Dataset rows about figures

◆ ◆ ◆ ◆ ◆

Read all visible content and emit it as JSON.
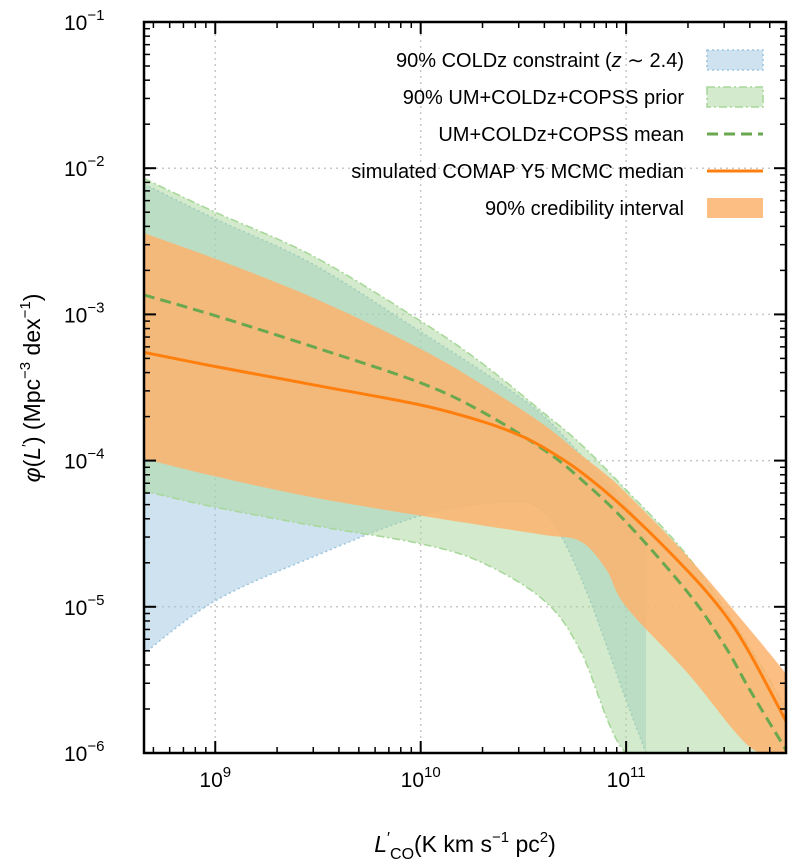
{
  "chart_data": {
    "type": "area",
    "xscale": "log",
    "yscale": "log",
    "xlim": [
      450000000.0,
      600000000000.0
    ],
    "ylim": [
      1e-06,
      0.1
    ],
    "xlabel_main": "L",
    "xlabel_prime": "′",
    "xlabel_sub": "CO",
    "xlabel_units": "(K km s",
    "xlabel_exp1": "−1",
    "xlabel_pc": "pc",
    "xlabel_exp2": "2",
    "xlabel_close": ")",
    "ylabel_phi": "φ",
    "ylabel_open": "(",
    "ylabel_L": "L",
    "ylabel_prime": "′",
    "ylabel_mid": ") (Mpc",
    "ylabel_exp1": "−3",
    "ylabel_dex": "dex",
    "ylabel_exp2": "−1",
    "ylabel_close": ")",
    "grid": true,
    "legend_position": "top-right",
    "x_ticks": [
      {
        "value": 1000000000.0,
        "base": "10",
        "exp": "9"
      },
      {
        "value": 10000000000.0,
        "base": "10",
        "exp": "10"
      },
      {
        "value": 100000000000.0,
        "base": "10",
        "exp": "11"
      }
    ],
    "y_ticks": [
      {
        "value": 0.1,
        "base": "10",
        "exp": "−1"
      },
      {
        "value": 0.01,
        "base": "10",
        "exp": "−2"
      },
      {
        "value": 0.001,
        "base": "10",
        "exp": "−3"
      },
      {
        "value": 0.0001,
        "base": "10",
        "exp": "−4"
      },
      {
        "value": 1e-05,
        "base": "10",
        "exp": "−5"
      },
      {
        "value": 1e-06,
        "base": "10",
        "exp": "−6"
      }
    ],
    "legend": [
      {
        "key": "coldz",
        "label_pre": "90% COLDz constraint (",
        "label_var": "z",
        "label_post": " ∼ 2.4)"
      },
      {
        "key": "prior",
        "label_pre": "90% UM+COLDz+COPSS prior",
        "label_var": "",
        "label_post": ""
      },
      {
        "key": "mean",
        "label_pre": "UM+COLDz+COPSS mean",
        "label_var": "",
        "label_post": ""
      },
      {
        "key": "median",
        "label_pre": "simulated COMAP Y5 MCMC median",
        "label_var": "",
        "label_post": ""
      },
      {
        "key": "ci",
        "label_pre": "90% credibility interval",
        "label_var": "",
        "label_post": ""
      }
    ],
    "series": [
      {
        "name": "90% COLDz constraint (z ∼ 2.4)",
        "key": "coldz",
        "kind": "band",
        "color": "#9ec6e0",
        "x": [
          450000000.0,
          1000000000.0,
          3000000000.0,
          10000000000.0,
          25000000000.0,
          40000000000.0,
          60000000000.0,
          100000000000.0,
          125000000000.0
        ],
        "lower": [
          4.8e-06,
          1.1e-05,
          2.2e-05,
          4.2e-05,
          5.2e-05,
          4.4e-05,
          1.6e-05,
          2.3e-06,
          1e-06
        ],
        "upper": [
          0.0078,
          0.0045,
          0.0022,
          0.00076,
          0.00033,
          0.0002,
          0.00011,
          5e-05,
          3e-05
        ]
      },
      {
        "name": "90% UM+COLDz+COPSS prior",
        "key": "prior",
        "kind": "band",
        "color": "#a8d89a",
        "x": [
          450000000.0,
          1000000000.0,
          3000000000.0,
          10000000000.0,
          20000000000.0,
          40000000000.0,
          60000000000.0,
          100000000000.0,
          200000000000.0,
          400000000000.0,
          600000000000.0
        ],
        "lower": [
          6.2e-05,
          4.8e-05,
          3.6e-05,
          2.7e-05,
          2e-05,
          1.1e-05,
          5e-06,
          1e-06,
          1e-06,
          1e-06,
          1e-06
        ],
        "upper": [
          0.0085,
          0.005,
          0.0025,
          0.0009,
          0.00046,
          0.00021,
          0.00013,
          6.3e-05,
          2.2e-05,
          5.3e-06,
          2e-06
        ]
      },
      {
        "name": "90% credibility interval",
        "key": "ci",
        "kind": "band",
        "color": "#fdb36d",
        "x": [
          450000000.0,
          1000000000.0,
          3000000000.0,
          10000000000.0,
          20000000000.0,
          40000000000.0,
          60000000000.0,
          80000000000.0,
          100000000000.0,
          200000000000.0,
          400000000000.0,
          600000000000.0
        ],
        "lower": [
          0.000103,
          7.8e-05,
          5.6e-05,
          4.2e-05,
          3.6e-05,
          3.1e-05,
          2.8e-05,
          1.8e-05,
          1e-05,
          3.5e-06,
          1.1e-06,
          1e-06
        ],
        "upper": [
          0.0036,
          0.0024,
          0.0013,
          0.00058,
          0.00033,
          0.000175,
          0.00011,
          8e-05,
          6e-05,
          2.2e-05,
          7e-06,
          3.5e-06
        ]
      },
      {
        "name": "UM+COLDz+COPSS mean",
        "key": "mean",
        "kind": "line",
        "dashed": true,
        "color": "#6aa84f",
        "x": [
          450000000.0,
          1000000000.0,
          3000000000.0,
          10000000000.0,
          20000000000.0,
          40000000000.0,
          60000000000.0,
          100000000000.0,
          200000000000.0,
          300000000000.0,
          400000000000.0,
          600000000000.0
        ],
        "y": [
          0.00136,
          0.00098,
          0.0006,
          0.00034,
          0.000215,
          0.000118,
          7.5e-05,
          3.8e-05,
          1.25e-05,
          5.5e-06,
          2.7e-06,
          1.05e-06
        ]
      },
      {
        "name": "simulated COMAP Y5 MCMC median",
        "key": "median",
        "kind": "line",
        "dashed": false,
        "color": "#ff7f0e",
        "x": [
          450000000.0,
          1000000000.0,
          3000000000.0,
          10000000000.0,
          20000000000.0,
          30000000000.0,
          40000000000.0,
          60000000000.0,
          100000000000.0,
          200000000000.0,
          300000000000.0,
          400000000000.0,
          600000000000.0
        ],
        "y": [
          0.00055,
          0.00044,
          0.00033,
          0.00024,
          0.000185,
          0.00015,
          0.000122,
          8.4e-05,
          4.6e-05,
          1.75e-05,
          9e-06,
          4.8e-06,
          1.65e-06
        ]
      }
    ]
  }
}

◆ ◆ ◆ ◆ ◆

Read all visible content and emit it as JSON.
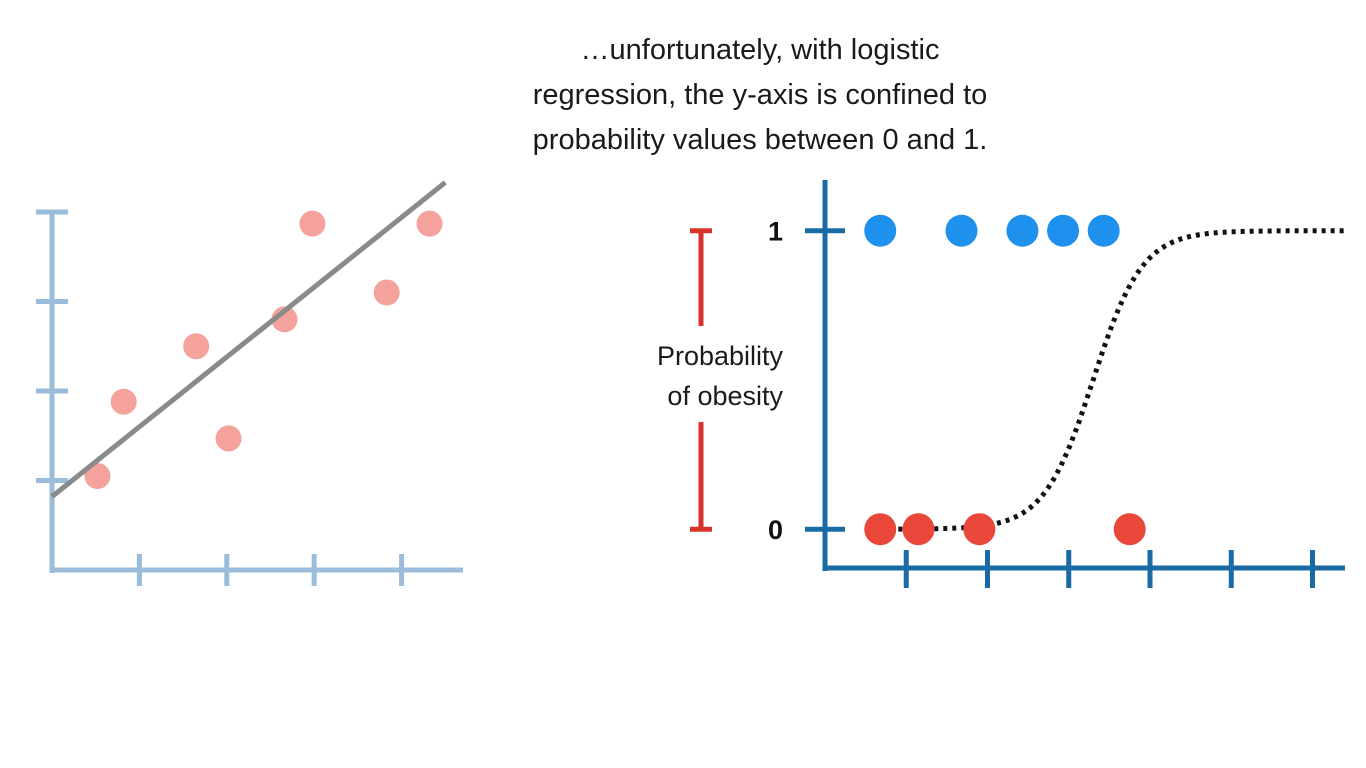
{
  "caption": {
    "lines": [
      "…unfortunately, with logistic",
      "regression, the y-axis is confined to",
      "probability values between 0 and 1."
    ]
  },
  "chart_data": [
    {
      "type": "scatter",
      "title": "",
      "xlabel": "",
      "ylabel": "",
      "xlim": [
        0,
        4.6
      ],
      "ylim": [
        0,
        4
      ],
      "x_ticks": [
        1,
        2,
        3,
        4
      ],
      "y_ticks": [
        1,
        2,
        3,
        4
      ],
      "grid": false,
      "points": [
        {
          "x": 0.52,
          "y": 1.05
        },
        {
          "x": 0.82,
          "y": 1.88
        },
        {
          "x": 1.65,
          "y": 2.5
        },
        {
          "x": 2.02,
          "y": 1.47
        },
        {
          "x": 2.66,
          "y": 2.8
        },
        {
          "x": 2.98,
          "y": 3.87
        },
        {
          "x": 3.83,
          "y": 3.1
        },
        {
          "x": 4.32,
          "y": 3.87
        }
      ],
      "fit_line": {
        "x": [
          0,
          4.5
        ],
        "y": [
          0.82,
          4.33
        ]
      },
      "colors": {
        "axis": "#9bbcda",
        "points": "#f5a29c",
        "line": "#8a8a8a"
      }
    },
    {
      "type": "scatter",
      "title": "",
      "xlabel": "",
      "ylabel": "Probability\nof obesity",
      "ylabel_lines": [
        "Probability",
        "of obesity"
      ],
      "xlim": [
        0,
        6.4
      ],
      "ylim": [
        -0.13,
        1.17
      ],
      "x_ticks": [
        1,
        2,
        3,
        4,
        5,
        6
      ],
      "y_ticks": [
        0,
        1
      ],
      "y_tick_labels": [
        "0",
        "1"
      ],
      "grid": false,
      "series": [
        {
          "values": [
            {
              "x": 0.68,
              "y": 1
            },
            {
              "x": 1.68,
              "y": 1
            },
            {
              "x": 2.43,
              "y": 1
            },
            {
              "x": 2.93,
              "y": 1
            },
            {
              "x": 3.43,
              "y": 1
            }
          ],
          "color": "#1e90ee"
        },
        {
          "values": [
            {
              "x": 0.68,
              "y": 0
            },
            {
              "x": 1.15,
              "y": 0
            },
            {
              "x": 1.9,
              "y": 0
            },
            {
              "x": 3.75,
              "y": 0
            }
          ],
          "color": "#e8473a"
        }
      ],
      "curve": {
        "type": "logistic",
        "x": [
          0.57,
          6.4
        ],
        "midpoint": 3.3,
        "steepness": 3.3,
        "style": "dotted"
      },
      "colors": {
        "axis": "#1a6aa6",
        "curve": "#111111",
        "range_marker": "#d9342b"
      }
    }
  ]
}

◆ ◆ ◆ ◆ ◆

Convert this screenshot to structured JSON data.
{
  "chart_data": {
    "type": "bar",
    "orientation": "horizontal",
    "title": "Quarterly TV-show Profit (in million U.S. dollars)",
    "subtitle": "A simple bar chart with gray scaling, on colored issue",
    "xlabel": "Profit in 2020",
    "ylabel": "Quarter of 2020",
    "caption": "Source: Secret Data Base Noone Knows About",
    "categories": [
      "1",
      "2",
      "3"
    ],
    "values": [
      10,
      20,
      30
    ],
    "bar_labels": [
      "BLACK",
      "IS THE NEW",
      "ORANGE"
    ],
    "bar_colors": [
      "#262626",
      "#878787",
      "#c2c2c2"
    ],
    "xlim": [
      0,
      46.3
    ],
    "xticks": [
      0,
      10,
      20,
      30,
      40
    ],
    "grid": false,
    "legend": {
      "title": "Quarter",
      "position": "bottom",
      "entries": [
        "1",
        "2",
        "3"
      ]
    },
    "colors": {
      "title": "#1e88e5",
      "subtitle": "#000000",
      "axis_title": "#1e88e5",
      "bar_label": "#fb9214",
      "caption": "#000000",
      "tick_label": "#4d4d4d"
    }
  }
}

◆ ◆ ◆ ◆ ◆

__INSTRUCTIONS FOR THE TASK__
Only the number is wanted: how many lines contain the string "false"?

__RESULT BELOW__
4